### Aim
Please write the listing below out again exactly, leaving every picture behind.

BEGIN Task data

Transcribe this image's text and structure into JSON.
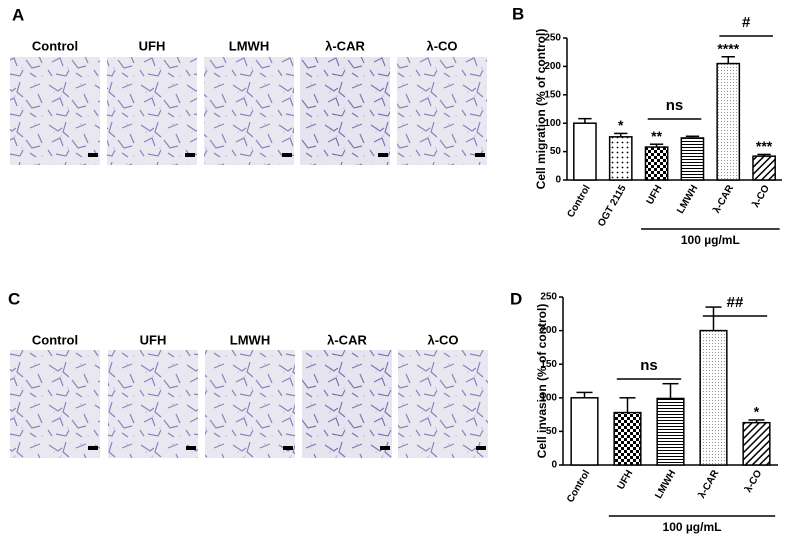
{
  "panels": {
    "A": {
      "label": "A",
      "images": [
        "Control",
        "UFH",
        "LMWH",
        "λ-CAR",
        "λ-CO"
      ]
    },
    "C": {
      "label": "C",
      "images": [
        "Control",
        "UFH",
        "LMWH",
        "λ-CAR",
        "λ-CO"
      ]
    }
  },
  "chart_data": [
    {
      "type": "bar",
      "panel_label": "B",
      "y_label": "Cell migration (% of control)",
      "categories": [
        "Control",
        "OGT 2115",
        "UFH",
        "LMWH",
        "λ-CAR",
        "λ-CO"
      ],
      "values": [
        100,
        76,
        58,
        74,
        205,
        42
      ],
      "errors": [
        8,
        6,
        5,
        3,
        12,
        3
      ],
      "significance": [
        null,
        "*",
        "**",
        null,
        "****",
        "***"
      ],
      "annotations": [
        "ns",
        "#"
      ],
      "group_label": "100 µg/mL",
      "color": "#000000",
      "ylim": [
        0,
        250
      ],
      "yticks": [
        0,
        50,
        100,
        150,
        200,
        250
      ]
    },
    {
      "type": "bar",
      "panel_label": "D",
      "y_label": "Cell invasion (% of control)",
      "categories": [
        "Control",
        "UFH",
        "LMWH",
        "λ-CAR",
        "λ-CO"
      ],
      "values": [
        100,
        78,
        99,
        200,
        63
      ],
      "errors": [
        8,
        22,
        22,
        35,
        4
      ],
      "significance": [
        null,
        null,
        null,
        null,
        "*"
      ],
      "annotations": [
        "ns",
        "##"
      ],
      "group_label": "100 µg/mL",
      "color": "#000000",
      "ylim": [
        0,
        250
      ],
      "yticks": [
        0,
        50,
        100,
        150,
        200,
        250
      ]
    }
  ]
}
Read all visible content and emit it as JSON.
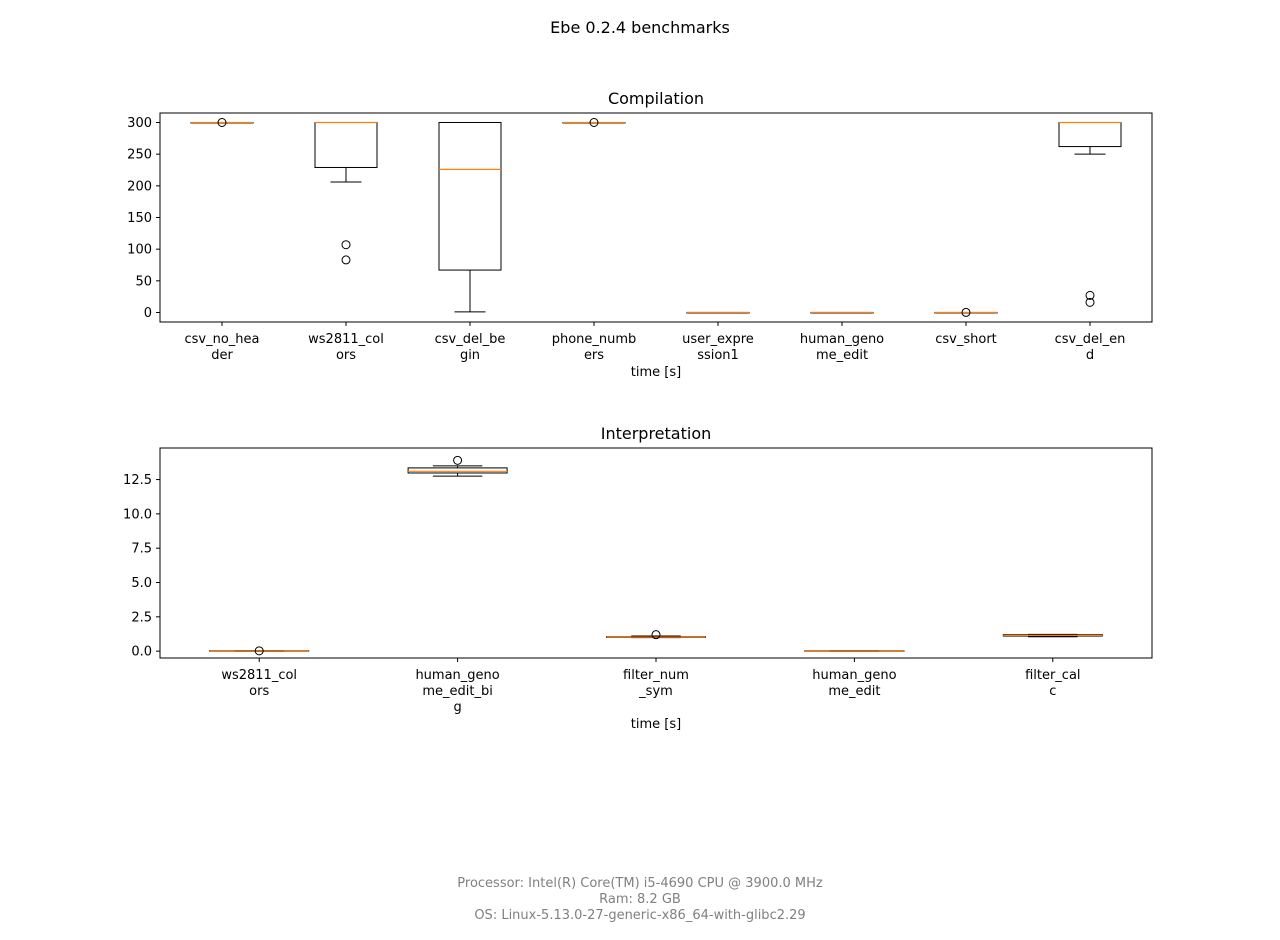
{
  "title": "Ebe 0.2.4 benchmarks",
  "colors": {
    "box": "#000000",
    "median": "#ff7f0e",
    "footer": "#808080"
  },
  "chart_data": [
    {
      "type": "box",
      "title": "Compilation",
      "xlabel": "time [s]",
      "ylabel": "",
      "ylim": [
        -15,
        315
      ],
      "yticks": [
        0,
        50,
        100,
        150,
        200,
        250,
        300
      ],
      "ytick_labels": [
        "0",
        "50",
        "100",
        "150",
        "200",
        "250",
        "300"
      ],
      "categories": [
        [
          "csv_no_hea",
          "der"
        ],
        [
          "ws2811_col",
          "ors"
        ],
        [
          "csv_del_be",
          "gin"
        ],
        [
          "phone_numb",
          "ers"
        ],
        [
          "user_expre",
          "ssion1"
        ],
        [
          "human_geno",
          "me_edit"
        ],
        [
          "csv_short"
        ],
        [
          "csv_del_en",
          "d"
        ]
      ],
      "boxes": [
        {
          "whislo": 300,
          "q1": 300,
          "med": 300,
          "q3": 300,
          "whishi": 300,
          "fliers": [
            300
          ]
        },
        {
          "whislo": 206,
          "q1": 229,
          "med": 300,
          "q3": 300,
          "whishi": 300,
          "fliers": [
            107,
            83
          ]
        },
        {
          "whislo": 1,
          "q1": 67,
          "med": 226,
          "q3": 300,
          "whishi": 300,
          "fliers": []
        },
        {
          "whislo": 300,
          "q1": 300,
          "med": 300,
          "q3": 300,
          "whishi": 300,
          "fliers": [
            300
          ]
        },
        {
          "whislo": 0.05,
          "q1": 0.06,
          "med": 0.07,
          "q3": 0.08,
          "whishi": 0.09,
          "fliers": []
        },
        {
          "whislo": 0.05,
          "q1": 0.06,
          "med": 0.07,
          "q3": 0.08,
          "whishi": 0.09,
          "fliers": []
        },
        {
          "whislo": 0.03,
          "q1": 0.04,
          "med": 0.05,
          "q3": 0.06,
          "whishi": 0.07,
          "fliers": [
            0.1
          ]
        },
        {
          "whislo": 250,
          "q1": 262,
          "med": 300,
          "q3": 300,
          "whishi": 300,
          "fliers": [
            27,
            16
          ]
        }
      ]
    },
    {
      "type": "box",
      "title": "Interpretation",
      "xlabel": "time [s]",
      "ylabel": "",
      "ylim": [
        -0.5,
        14.8
      ],
      "yticks": [
        0,
        2.5,
        5,
        7.5,
        10,
        12.5
      ],
      "ytick_labels": [
        "0.0",
        "2.5",
        "5.0",
        "7.5",
        "10.0",
        "12.5"
      ],
      "categories": [
        [
          "ws2811_col",
          "ors"
        ],
        [
          "human_geno",
          "me_edit_bi",
          "g"
        ],
        [
          "filter_num",
          "_sym"
        ],
        [
          "human_geno",
          "me_edit"
        ],
        [
          "filter_cal",
          "c"
        ]
      ],
      "boxes": [
        {
          "whislo": 0.0,
          "q1": 0.01,
          "med": 0.02,
          "q3": 0.03,
          "whishi": 0.04,
          "fliers": [
            0.02
          ]
        },
        {
          "whislo": 12.75,
          "q1": 12.98,
          "med": 13.1,
          "q3": 13.35,
          "whishi": 13.5,
          "fliers": [
            13.9
          ]
        },
        {
          "whislo": 0.98,
          "q1": 1.0,
          "med": 1.02,
          "q3": 1.05,
          "whishi": 1.1,
          "fliers": [
            1.2
          ]
        },
        {
          "whislo": 0.0,
          "q1": 0.01,
          "med": 0.02,
          "q3": 0.03,
          "whishi": 0.04,
          "fliers": []
        },
        {
          "whislo": 1.05,
          "q1": 1.1,
          "med": 1.15,
          "q3": 1.2,
          "whishi": 1.22,
          "fliers": []
        }
      ]
    }
  ],
  "footer": {
    "processor": "Processor: Intel(R) Core(TM) i5-4690 CPU @ 3900.0 MHz",
    "ram": "Ram: 8.2 GB",
    "os": "OS: Linux-5.13.0-27-generic-x86_64-with-glibc2.29"
  }
}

END Task data

### Exercise solution
Transcribe this image's text and structure into JSON.
{
  "panels": {
    "A": {
      "label": "A",
      "images": [
        "Control",
        "UFH",
        "LMWH",
        "λ-CAR",
        "λ-CO"
      ]
    },
    "C": {
      "label": "C",
      "images": [
        "Control",
        "UFH",
        "LMWH",
        "λ-CAR",
        "λ-CO"
      ]
    }
  },
  "chart_data": [
    {
      "type": "bar",
      "panel_label": "B",
      "y_label": "Cell migration (% of control)",
      "categories": [
        "Control",
        "OGT 2115",
        "UFH",
        "LMWH",
        "λ-CAR",
        "λ-CO"
      ],
      "values": [
        100,
        76,
        58,
        74,
        205,
        42
      ],
      "errors": [
        8,
        6,
        5,
        3,
        12,
        3
      ],
      "significance": [
        null,
        "*",
        "**",
        null,
        "****",
        "***"
      ],
      "annotations": [
        "ns",
        "#"
      ],
      "group_label": "100 µg/mL",
      "color": "#000000",
      "ylim": [
        0,
        250
      ],
      "yticks": [
        0,
        50,
        100,
        150,
        200,
        250
      ]
    },
    {
      "type": "bar",
      "panel_label": "D",
      "y_label": "Cell invasion (% of control)",
      "categories": [
        "Control",
        "UFH",
        "LMWH",
        "λ-CAR",
        "λ-CO"
      ],
      "values": [
        100,
        78,
        99,
        200,
        63
      ],
      "errors": [
        8,
        22,
        22,
        35,
        4
      ],
      "significance": [
        null,
        null,
        null,
        null,
        "*"
      ],
      "annotations": [
        "ns",
        "##"
      ],
      "group_label": "100 µg/mL",
      "color": "#000000",
      "ylim": [
        0,
        250
      ],
      "yticks": [
        0,
        50,
        100,
        150,
        200,
        250
      ]
    }
  ]
}
Read all visible content and emit it as JSON.
{
  "title": "Ebe 0.2.4 benchmarks",
  "colors": {
    "box": "#000000",
    "median": "#ff7f0e",
    "footer": "#808080"
  },
  "chart_data": [
    {
      "type": "box",
      "title": "Compilation",
      "xlabel": "time [s]",
      "ylabel": "",
      "ylim": [
        -15,
        315
      ],
      "yticks": [
        0,
        50,
        100,
        150,
        200,
        250,
        300
      ],
      "ytick_labels": [
        "0",
        "50",
        "100",
        "150",
        "200",
        "250",
        "300"
      ],
      "categories": [
        [
          "csv_no_hea",
          "der"
        ],
        [
          "ws2811_col",
          "ors"
        ],
        [
          "csv_del_be",
          "gin"
        ],
        [
          "phone_numb",
          "ers"
        ],
        [
          "user_expre",
          "ssion1"
        ],
        [
          "human_geno",
          "me_edit"
        ],
        [
          "csv_short"
        ],
        [
          "csv_del_en",
          "d"
        ]
      ],
      "boxes": [
        {
          "whislo": 300,
          "q1": 300,
          "med": 300,
          "q3": 300,
          "whishi": 300,
          "fliers": [
            300
          ]
        },
        {
          "whislo": 206,
          "q1": 229,
          "med": 300,
          "q3": 300,
          "whishi": 300,
          "fliers": [
            107,
            83
          ]
        },
        {
          "whislo": 1,
          "q1": 67,
          "med": 226,
          "q3": 300,
          "whishi": 300,
          "fliers": []
        },
        {
          "whislo": 300,
          "q1": 300,
          "med": 300,
          "q3": 300,
          "whishi": 300,
          "fliers": [
            300
          ]
        },
        {
          "whislo": 0.05,
          "q1": 0.06,
          "med": 0.07,
          "q3": 0.08,
          "whishi": 0.09,
          "fliers": []
        },
        {
          "whislo": 0.05,
          "q1": 0.06,
          "med": 0.07,
          "q3": 0.08,
          "whishi": 0.09,
          "fliers": []
        },
        {
          "whislo": 0.03,
          "q1": 0.04,
          "med": 0.05,
          "q3": 0.06,
          "whishi": 0.07,
          "fliers": [
            0.1
          ]
        },
        {
          "whislo": 250,
          "q1": 262,
          "med": 300,
          "q3": 300,
          "whishi": 300,
          "fliers": [
            27,
            16
          ]
        }
      ]
    },
    {
      "type": "box",
      "title": "Interpretation",
      "xlabel": "time [s]",
      "ylabel": "",
      "ylim": [
        -0.5,
        14.8
      ],
      "yticks": [
        0,
        2.5,
        5,
        7.5,
        10,
        12.5
      ],
      "ytick_labels": [
        "0.0",
        "2.5",
        "5.0",
        "7.5",
        "10.0",
        "12.5"
      ],
      "categories": [
        [
          "ws2811_col",
          "ors"
        ],
        [
          "human_geno",
          "me_edit_bi",
          "g"
        ],
        [
          "filter_num",
          "_sym"
        ],
        [
          "human_geno",
          "me_edit"
        ],
        [
          "filter_cal",
          "c"
        ]
      ],
      "boxes": [
        {
          "whislo": 0.0,
          "q1": 0.01,
          "med": 0.02,
          "q3": 0.03,
          "whishi": 0.04,
          "fliers": [
            0.02
          ]
        },
        {
          "whislo": 12.75,
          "q1": 12.98,
          "med": 13.1,
          "q3": 13.35,
          "whishi": 13.5,
          "fliers": [
            13.9
          ]
        },
        {
          "whislo": 0.98,
          "q1": 1.0,
          "med": 1.02,
          "q3": 1.05,
          "whishi": 1.1,
          "fliers": [
            1.2
          ]
        },
        {
          "whislo": 0.0,
          "q1": 0.01,
          "med": 0.02,
          "q3": 0.03,
          "whishi": 0.04,
          "fliers": []
        },
        {
          "whislo": 1.05,
          "q1": 1.1,
          "med": 1.15,
          "q3": 1.2,
          "whishi": 1.22,
          "fliers": []
        }
      ]
    }
  ],
  "footer": {
    "processor": "Processor: Intel(R) Core(TM) i5-4690 CPU @ 3900.0 MHz",
    "ram": "Ram: 8.2 GB",
    "os": "OS: Linux-5.13.0-27-generic-x86_64-with-glibc2.29"
  }
}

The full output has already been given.